Copy the material that follows word for word and omit its pictures.

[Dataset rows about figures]
<<<<

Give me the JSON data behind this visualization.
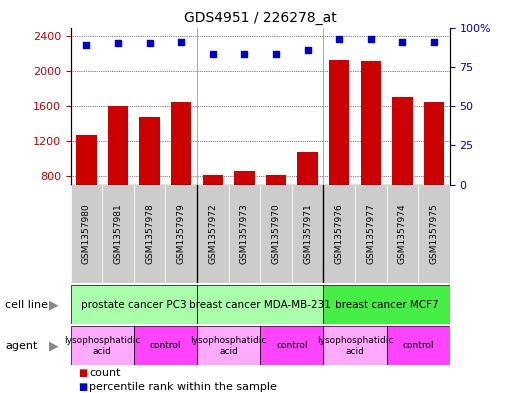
{
  "title": "GDS4951 / 226278_at",
  "samples": [
    "GSM1357980",
    "GSM1357981",
    "GSM1357978",
    "GSM1357979",
    "GSM1357972",
    "GSM1357973",
    "GSM1357970",
    "GSM1357971",
    "GSM1357976",
    "GSM1357977",
    "GSM1357974",
    "GSM1357975"
  ],
  "counts": [
    1270,
    1600,
    1470,
    1650,
    810,
    860,
    810,
    1070,
    2130,
    2120,
    1700,
    1650
  ],
  "percentiles": [
    89,
    90,
    90,
    91,
    83,
    83,
    83,
    86,
    93,
    93,
    91,
    91
  ],
  "ylim_left": [
    700,
    2500
  ],
  "ylim_right": [
    0,
    100
  ],
  "yticks_left": [
    800,
    1200,
    1600,
    2000,
    2400
  ],
  "yticks_right": [
    0,
    25,
    50,
    75,
    100
  ],
  "cell_lines": [
    {
      "label": "prostate cancer PC3",
      "start": 0,
      "end": 4,
      "color": "#aaffaa"
    },
    {
      "label": "breast cancer MDA-MB-231",
      "start": 4,
      "end": 8,
      "color": "#aaffaa"
    },
    {
      "label": "breast cancer MCF7",
      "start": 8,
      "end": 12,
      "color": "#44ee44"
    }
  ],
  "agents": [
    {
      "label": "lysophosphatidic\nacid",
      "start": 0,
      "end": 2,
      "color": "#ffaaff"
    },
    {
      "label": "control",
      "start": 2,
      "end": 4,
      "color": "#ff44ff"
    },
    {
      "label": "lysophosphatidic\nacid",
      "start": 4,
      "end": 6,
      "color": "#ffaaff"
    },
    {
      "label": "control",
      "start": 6,
      "end": 8,
      "color": "#ff44ff"
    },
    {
      "label": "lysophosphatidic\nacid",
      "start": 8,
      "end": 10,
      "color": "#ffaaff"
    },
    {
      "label": "control",
      "start": 10,
      "end": 12,
      "color": "#ff44ff"
    }
  ],
  "bar_color": "#cc0000",
  "dot_color": "#0000cc",
  "axis_color_left": "#cc0000",
  "axis_color_right": "#0000cc",
  "xticklabel_bg": "#cccccc",
  "group_boundary_color": "#888888"
}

>>>>

Output of the task –
Give me the JSON data behind this visualization.
{
  "title": "GDS4951 / 226278_at",
  "samples": [
    "GSM1357980",
    "GSM1357981",
    "GSM1357978",
    "GSM1357979",
    "GSM1357972",
    "GSM1357973",
    "GSM1357970",
    "GSM1357971",
    "GSM1357976",
    "GSM1357977",
    "GSM1357974",
    "GSM1357975"
  ],
  "counts": [
    1270,
    1600,
    1470,
    1650,
    810,
    860,
    810,
    1070,
    2130,
    2120,
    1700,
    1650
  ],
  "percentiles": [
    89,
    90,
    90,
    91,
    83,
    83,
    83,
    86,
    93,
    93,
    91,
    91
  ],
  "ylim_left": [
    700,
    2500
  ],
  "ylim_right": [
    0,
    100
  ],
  "yticks_left": [
    800,
    1200,
    1600,
    2000,
    2400
  ],
  "yticks_right": [
    0,
    25,
    50,
    75,
    100
  ],
  "cell_lines": [
    {
      "label": "prostate cancer PC3",
      "start": 0,
      "end": 4,
      "color": "#aaffaa"
    },
    {
      "label": "breast cancer MDA-MB-231",
      "start": 4,
      "end": 8,
      "color": "#aaffaa"
    },
    {
      "label": "breast cancer MCF7",
      "start": 8,
      "end": 12,
      "color": "#44ee44"
    }
  ],
  "agents": [
    {
      "label": "lysophosphatidic\nacid",
      "start": 0,
      "end": 2,
      "color": "#ffaaff"
    },
    {
      "label": "control",
      "start": 2,
      "end": 4,
      "color": "#ff44ff"
    },
    {
      "label": "lysophosphatidic\nacid",
      "start": 4,
      "end": 6,
      "color": "#ffaaff"
    },
    {
      "label": "control",
      "start": 6,
      "end": 8,
      "color": "#ff44ff"
    },
    {
      "label": "lysophosphatidic\nacid",
      "start": 8,
      "end": 10,
      "color": "#ffaaff"
    },
    {
      "label": "control",
      "start": 10,
      "end": 12,
      "color": "#ff44ff"
    }
  ],
  "bar_color": "#cc0000",
  "dot_color": "#0000cc",
  "axis_color_left": "#cc0000",
  "axis_color_right": "#0000cc",
  "xticklabel_bg": "#cccccc",
  "group_boundary_color": "#888888"
}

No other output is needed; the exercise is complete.